Recorded data

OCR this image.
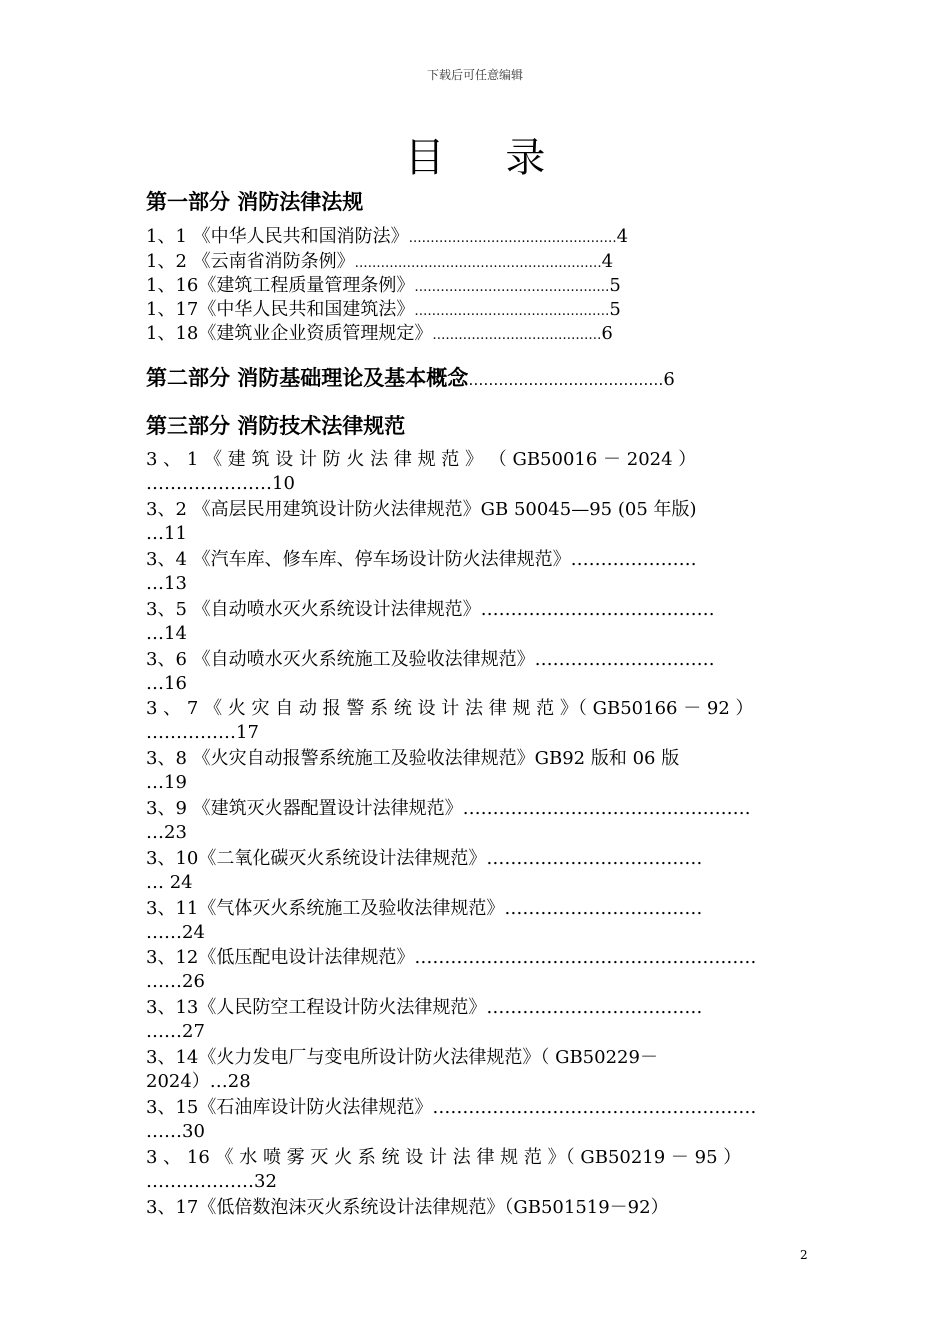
下载后可任意编辑
目 录
第一部分 消防法律法规
1、1 《中华人民共和国消防法》…………………………………………4
1、2 《云南省消防条例》…………………………………………………4
1、16《建筑工程质量管理条例》………………………………………5
1、17《中华人民共和国建筑法》………………………………………5
1、18《建筑业企业资质管理规定》…………………………………6
第二部分 消防基础理论及基本概念…………………………………6
第三部分 消防技术法律规范
3 、 1 《 建 筑 设 计 防 火 法 律 规 范 》 （ GB50016 － 2024 ）
…………………10
3、2 《高层民用建筑设计防火法律规范》GB 50045—95 (05 年版)
…11
3、4 《汽车库、修车库、停车场设计防火法律规范》…………………
…13
3、5 《自动喷水灭火系统设计法律规范》…………………………………
…14
3、6 《自动喷水灭火系统施工及验收法律规范》…………………………
…16
3 、 7 《 火 灾 自 动 报 警 系 统 设 计 法 律 规 范 》（ GB50166 － 92 ）
……………17
3、8 《火灾自动报警系统施工及验收法律规范》GB92 版和 06 版
…19
3、9 《建筑灭火器配置设计法律规范》…………………………………………
…23
3、10《二氧化碳灭火系统设计法律规范》………………………………
… 24
3、11《气体灭火系统施工及验收法律规范》……………………………
……24
3、12《低压配电设计法律规范》…………………………………………………
……26
3、13《人民防空工程设计防火法律规范》………………………………
……27
3、14《火力发电厂与变电所设计防火法律规范》（ GB50229－
2024）…28
3、15《石油库设计防火法律规范》………………………………………………
……30
3 、 16 《 水 喷 雾 灭 火 系 统 设 计 法 律 规 范 》（ GB50219 － 95 ）
………………32
3、17《低倍数泡沫灭火系统设计法律规范》（GB501519－92）
2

PROBLEM - Output the data exactly. Pictures don't belong in the result.

THE RESPONSE -
OCR this image.
下载后可任意编辑
目 录
第一部分 消防法律法规
1、1 《中华人民共和国消防法》…………………………………………4
1、2 《云南省消防条例》…………………………………………………4
1、16《建筑工程质量管理条例》………………………………………5
1、17《中华人民共和国建筑法》………………………………………5
1、18《建筑业企业资质管理规定》…………………………………6
第二部分 消防基础理论及基本概念…………………………………6
第三部分 消防技术法律规范
3 、 1 《 建 筑 设 计 防 火 法 律 规 范 》 （ GB50016 － 2024 ）
…………………10
3、2 《高层民用建筑设计防火法律规范》GB 50045—95 (05 年版)
…11
3、4 《汽车库、修车库、停车场设计防火法律规范》…………………
…13
3、5 《自动喷水灭火系统设计法律规范》…………………………………
…14
3、6 《自动喷水灭火系统施工及验收法律规范》…………………………
…16
3 、 7 《 火 灾 自 动 报 警 系 统 设 计 法 律 规 范 》（ GB50166 － 92 ）
……………17
3、8 《火灾自动报警系统施工及验收法律规范》GB92 版和 06 版
…19
3、9 《建筑灭火器配置设计法律规范》…………………………………………
…23
3、10《二氧化碳灭火系统设计法律规范》………………………………
… 24
3、11《气体灭火系统施工及验收法律规范》……………………………
……24
3、12《低压配电设计法律规范》…………………………………………………
……26
3、13《人民防空工程设计防火法律规范》………………………………
……27
3、14《火力发电厂与变电所设计防火法律规范》（ GB50229－
2024）…28
3、15《石油库设计防火法律规范》………………………………………………
……30
3 、 16 《 水 喷 雾 灭 火 系 统 设 计 法 律 规 范 》（ GB50219 － 95 ）
………………32
3、17《低倍数泡沫灭火系统设计法律规范》（GB501519－92）
2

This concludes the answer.